### Instructions to follow
Spot each line that carries the word "ylabel"; copy those lines.
┌─ Supplied records
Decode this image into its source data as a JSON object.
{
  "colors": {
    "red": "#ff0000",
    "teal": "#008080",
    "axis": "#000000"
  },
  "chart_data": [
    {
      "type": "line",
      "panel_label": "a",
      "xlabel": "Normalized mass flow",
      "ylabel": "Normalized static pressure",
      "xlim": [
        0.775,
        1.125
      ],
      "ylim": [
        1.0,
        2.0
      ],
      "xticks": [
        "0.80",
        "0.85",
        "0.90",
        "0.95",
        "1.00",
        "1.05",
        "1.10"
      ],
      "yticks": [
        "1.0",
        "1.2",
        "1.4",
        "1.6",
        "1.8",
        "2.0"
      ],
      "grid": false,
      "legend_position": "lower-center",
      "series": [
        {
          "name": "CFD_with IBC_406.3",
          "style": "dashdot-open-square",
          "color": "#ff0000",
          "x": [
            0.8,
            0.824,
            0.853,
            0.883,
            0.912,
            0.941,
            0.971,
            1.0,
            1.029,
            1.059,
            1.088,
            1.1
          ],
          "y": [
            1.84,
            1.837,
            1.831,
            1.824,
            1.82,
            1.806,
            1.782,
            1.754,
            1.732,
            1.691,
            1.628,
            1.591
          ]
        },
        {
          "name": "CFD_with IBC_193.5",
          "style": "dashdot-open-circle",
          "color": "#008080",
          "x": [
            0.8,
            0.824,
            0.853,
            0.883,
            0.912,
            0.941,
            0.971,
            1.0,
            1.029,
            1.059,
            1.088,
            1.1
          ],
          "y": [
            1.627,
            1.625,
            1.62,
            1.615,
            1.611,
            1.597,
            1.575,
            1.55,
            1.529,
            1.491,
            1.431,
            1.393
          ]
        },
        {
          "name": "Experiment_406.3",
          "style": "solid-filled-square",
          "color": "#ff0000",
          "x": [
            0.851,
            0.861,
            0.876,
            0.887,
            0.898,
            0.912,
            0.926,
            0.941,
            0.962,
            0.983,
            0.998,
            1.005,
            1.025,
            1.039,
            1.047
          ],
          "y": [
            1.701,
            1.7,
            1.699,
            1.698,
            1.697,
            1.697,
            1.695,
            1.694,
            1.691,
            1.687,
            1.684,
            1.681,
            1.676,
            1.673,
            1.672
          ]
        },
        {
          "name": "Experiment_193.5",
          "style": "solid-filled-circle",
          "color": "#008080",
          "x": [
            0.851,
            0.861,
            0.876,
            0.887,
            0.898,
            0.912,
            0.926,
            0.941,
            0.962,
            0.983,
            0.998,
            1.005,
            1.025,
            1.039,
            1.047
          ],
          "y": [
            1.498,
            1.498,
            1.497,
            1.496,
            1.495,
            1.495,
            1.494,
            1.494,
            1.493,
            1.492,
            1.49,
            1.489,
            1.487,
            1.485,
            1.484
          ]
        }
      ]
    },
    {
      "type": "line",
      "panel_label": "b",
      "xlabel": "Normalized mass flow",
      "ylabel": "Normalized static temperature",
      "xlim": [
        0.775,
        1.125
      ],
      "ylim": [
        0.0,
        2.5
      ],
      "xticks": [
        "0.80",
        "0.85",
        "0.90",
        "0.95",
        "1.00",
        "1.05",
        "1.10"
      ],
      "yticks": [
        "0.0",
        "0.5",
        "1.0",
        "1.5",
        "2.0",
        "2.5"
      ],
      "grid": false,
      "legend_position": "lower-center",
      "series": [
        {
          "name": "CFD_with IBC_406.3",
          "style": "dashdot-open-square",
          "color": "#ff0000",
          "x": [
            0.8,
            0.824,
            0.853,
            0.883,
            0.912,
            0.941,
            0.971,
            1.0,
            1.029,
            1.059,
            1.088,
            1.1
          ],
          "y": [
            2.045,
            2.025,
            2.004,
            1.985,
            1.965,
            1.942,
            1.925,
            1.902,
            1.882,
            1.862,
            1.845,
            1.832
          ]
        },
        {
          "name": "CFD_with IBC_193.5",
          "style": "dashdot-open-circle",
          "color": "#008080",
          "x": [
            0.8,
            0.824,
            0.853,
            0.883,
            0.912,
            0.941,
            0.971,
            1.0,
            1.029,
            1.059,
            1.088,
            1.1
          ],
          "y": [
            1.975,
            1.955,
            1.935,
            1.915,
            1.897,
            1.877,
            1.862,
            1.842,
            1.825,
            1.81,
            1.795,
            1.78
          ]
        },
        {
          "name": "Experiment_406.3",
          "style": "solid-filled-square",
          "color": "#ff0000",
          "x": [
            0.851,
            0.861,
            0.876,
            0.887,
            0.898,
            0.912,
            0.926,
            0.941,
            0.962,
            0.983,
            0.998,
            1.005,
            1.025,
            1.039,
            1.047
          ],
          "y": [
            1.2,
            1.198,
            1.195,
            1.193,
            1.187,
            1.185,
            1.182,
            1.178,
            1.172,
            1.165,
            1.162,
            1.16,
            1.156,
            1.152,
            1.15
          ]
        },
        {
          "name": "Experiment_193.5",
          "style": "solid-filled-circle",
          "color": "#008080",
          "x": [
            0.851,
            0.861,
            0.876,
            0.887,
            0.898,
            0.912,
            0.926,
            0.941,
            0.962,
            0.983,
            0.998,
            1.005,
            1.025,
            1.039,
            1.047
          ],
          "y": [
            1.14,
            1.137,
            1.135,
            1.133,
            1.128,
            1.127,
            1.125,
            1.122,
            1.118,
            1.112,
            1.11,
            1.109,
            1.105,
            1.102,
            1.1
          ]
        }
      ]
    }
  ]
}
└─
### Written response
      "ylabel": "Normalized static pressure",
      "ylabel": "Normalized static temperature",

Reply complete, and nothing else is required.